• To be done
Determine how many lines in these records hold "your". Only the number is wanted.

--- START OF Records for the exercise ---

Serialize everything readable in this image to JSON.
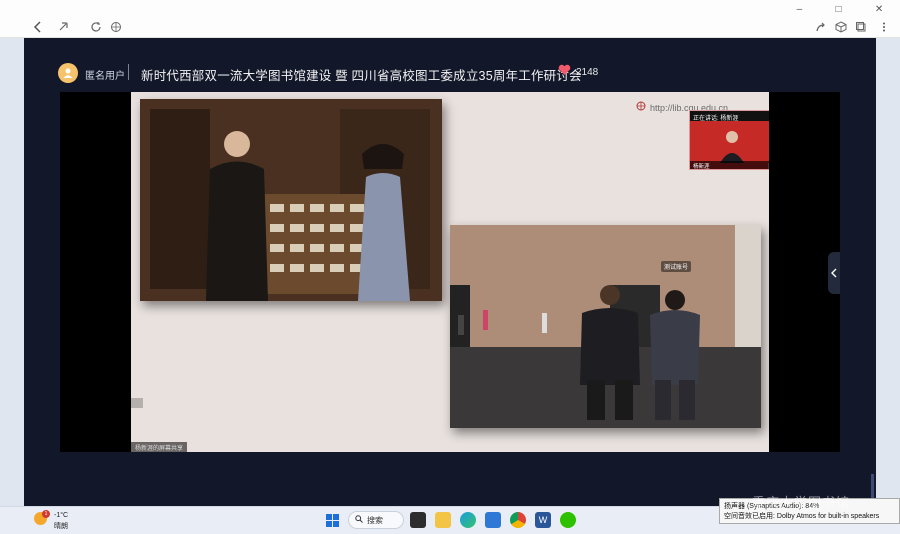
{
  "browser": {
    "icons": [
      "back-icon",
      "link-icon",
      "refresh-icon",
      "globe-icon",
      "share-icon",
      "cube-icon",
      "copy-icon",
      "more-icon"
    ],
    "window_controls": [
      "–",
      "□",
      "✕"
    ]
  },
  "header": {
    "user_label": "匿名用户",
    "title": "新时代西部双一流大学图书馆建设 暨 四川省高校图工委成立35周年工作研讨会",
    "like_count": "2148"
  },
  "slide": {
    "url_text": "http://lib.cqu.edu.cn",
    "speaker_tile_top": "正在讲话: 杨新涯",
    "speaker_tile_bottom": "杨新涯",
    "scene_tag": "测试账号",
    "bottom_tag": "杨新涯的屏幕共享"
  },
  "taskbar": {
    "weather_temp": "-1°C",
    "weather_desc": "晴朗",
    "weather_badge": "1",
    "search_label": "搜索",
    "icons": [
      "windows-icon",
      "search-icon",
      "taskview-icon",
      "explorer-icon",
      "edge-icon",
      "store-icon",
      "chrome-icon",
      "word-icon",
      "wechat-icon"
    ]
  },
  "tooltip": {
    "line1": "扬声器 (Synaptics Audio): 84%",
    "line2": "空间音效已启用:  Dolby Atmos for built-in speakers"
  },
  "watermark": "重庆大学图书馆",
  "colors": {
    "page_bg": "#12172a",
    "like": "#f05a6a",
    "accent": "#3d4a74"
  }
}
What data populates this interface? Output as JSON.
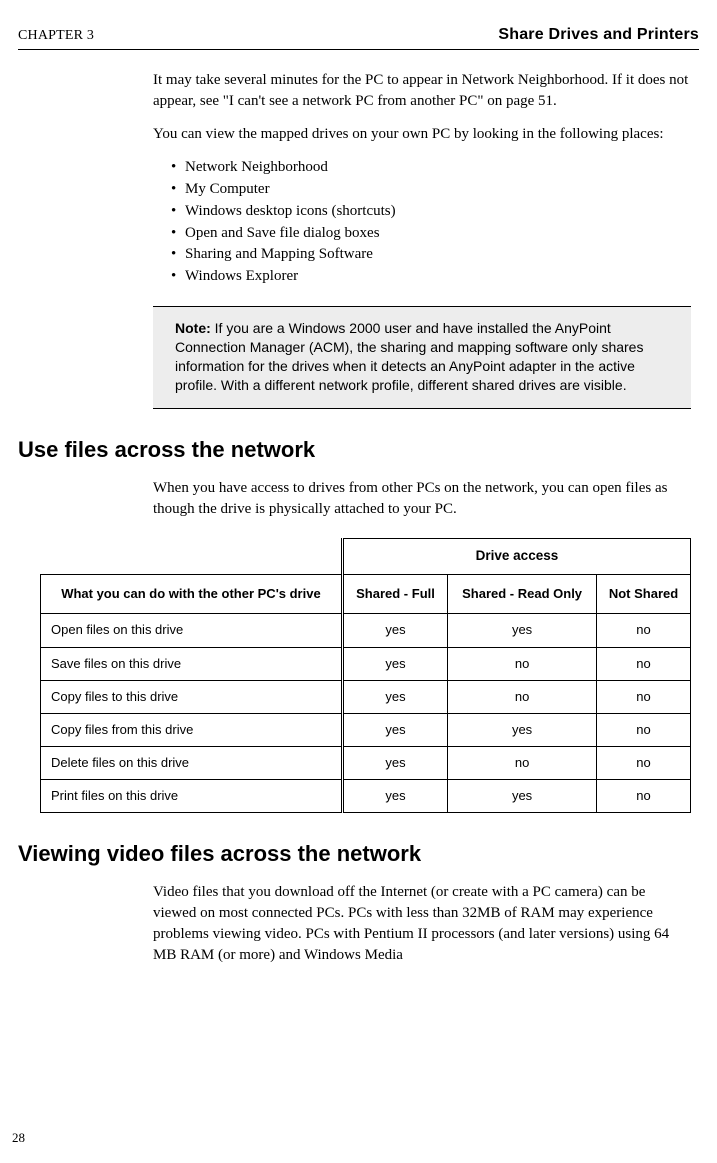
{
  "header": {
    "chapter": "CHAPTER 3",
    "title": "Share Drives and Printers"
  },
  "intro": {
    "p1": "It may take several minutes for the PC to appear in Network Neighborhood. If it does not appear, see \"I can't see a network PC from another PC\" on page 51.",
    "p2": "You can view the mapped drives on your own PC by looking in the following places:",
    "bullets": [
      "Network Neighborhood",
      "My Computer",
      "Windows desktop icons (shortcuts)",
      "Open and Save file dialog boxes",
      "Sharing and Mapping Software",
      "Windows Explorer"
    ]
  },
  "note": {
    "label": "Note:",
    "text": "  If you are a Windows 2000 user and have installed the AnyPoint Connection Manager (ACM), the sharing and mapping software only shares information for the drives when it detects an AnyPoint adapter in the active profile. With a different network profile, different shared drives are visible."
  },
  "section1": {
    "heading": "Use files across the network",
    "p1": "When you have access to drives from other PCs on the network, you can open files as though the drive is physically attached to your PC."
  },
  "table": {
    "group_head": "Drive access",
    "row_head": "What you can do with the other PC's drive",
    "cols": [
      "Shared - Full",
      "Shared - Read Only",
      "Not Shared"
    ],
    "rows": [
      {
        "label": "Open files on this drive",
        "c1": "yes",
        "c2": "yes",
        "c3": "no"
      },
      {
        "label": "Save files on this drive",
        "c1": "yes",
        "c2": "no",
        "c3": "no"
      },
      {
        "label": "Copy files to this drive",
        "c1": "yes",
        "c2": "no",
        "c3": "no"
      },
      {
        "label": "Copy files from this drive",
        "c1": "yes",
        "c2": "yes",
        "c3": "no"
      },
      {
        "label": "Delete files on this drive",
        "c1": "yes",
        "c2": "no",
        "c3": "no"
      },
      {
        "label": "Print files on this drive",
        "c1": "yes",
        "c2": "yes",
        "c3": "no"
      }
    ]
  },
  "section2": {
    "heading": "Viewing video files across the network",
    "p1": "Video files that you download off the Internet (or create with a PC camera) can be viewed on most connected PCs. PCs with less than 32MB of RAM may experience problems viewing video. PCs with Pentium II processors (and later versions) using 64 MB RAM (or more) and Windows Media"
  },
  "page_number": "28"
}
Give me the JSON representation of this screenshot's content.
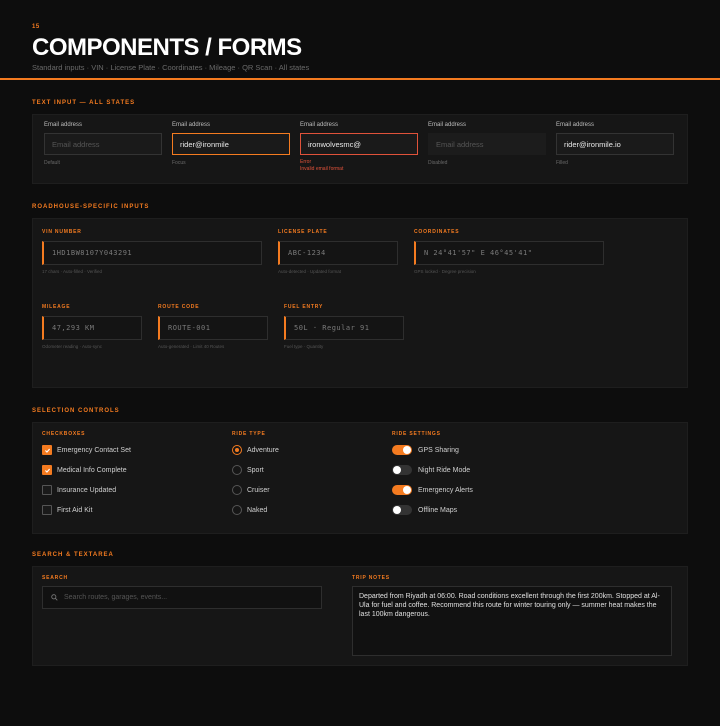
{
  "header": {
    "page_num": "15",
    "title": "COMPONENTS / FORMS",
    "subtitle": "Standard inputs · VIN · License Plate · Coordinates · Mileage · QR Scan · All states"
  },
  "text_input": {
    "section_title": "TEXT INPUT — ALL STATES",
    "field_label": "Email address",
    "states": [
      {
        "value": "Email address",
        "state": "Default"
      },
      {
        "value": "rider@ironmile",
        "state": "Focus"
      },
      {
        "value": "ironwolvesmc@",
        "state": "Error",
        "error_msg": "Invalid email format"
      },
      {
        "value": "Email address",
        "state": "Disabled"
      },
      {
        "value": "rider@ironmile.io",
        "state": "Filled"
      }
    ]
  },
  "roadhouse": {
    "section_title": "ROADHOUSE-SPECIFIC INPUTS",
    "vin": {
      "label": "VIN NUMBER",
      "value": "1HD1BW8107Y043291",
      "helper": "17 chars · Auto-filled · Verified"
    },
    "plate": {
      "label": "LICENSE PLATE",
      "value": "ABC-1234",
      "helper": "Auto-detected · Updated format"
    },
    "coords": {
      "label": "COORDINATES",
      "value": "N 24°41'57\" E 46°45'41\"",
      "helper": "GPS locked · Degree precision"
    },
    "mileage": {
      "label": "MILEAGE",
      "value": "47,293 KM",
      "helper": "Odometer reading · Auto-sync"
    },
    "route": {
      "label": "ROUTE CODE",
      "value": "ROUTE-001",
      "helper": "Auto-generated · Limit 40 Routes"
    },
    "fuel": {
      "label": "FUEL ENTRY",
      "value": "50L · Regular 91",
      "helper": "Fuel type · Quantity"
    }
  },
  "selection": {
    "section_title": "SELECTION CONTROLS",
    "checkboxes_label": "CHECKBOXES",
    "checkboxes": [
      {
        "label": "Emergency Contact Set",
        "checked": true
      },
      {
        "label": "Medical Info Complete",
        "checked": true
      },
      {
        "label": "Insurance Updated",
        "checked": false
      },
      {
        "label": "First Aid Kit",
        "checked": false
      }
    ],
    "ride_type_label": "RIDE TYPE",
    "ride_types": [
      {
        "label": "Adventure",
        "selected": true
      },
      {
        "label": "Sport",
        "selected": false
      },
      {
        "label": "Cruiser",
        "selected": false
      },
      {
        "label": "Naked",
        "selected": false
      }
    ],
    "ride_settings_label": "RIDE SETTINGS",
    "toggles": [
      {
        "label": "GPS Sharing",
        "on": true
      },
      {
        "label": "Night Ride Mode",
        "on": false
      },
      {
        "label": "Emergency Alerts",
        "on": true
      },
      {
        "label": "Offline Maps",
        "on": false
      }
    ]
  },
  "search_section": {
    "section_title": "SEARCH & TEXTAREA",
    "search_label": "SEARCH",
    "search_placeholder": "Search routes, garages, events...",
    "notes_label": "TRIP NOTES",
    "notes_value": "Departed from Riyadh at 06:00. Road conditions excellent through the first 200km. Stopped at Al-Ula for fuel and coffee. Recommend this route for winter touring only — summer heat makes the last 100km dangerous."
  },
  "colors": {
    "accent": "#f47b20",
    "error": "#e0523a",
    "background": "#0d0d0d",
    "panel": "#161616"
  }
}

--- END OF Records for the exercise ---

• Solution to the exercise
2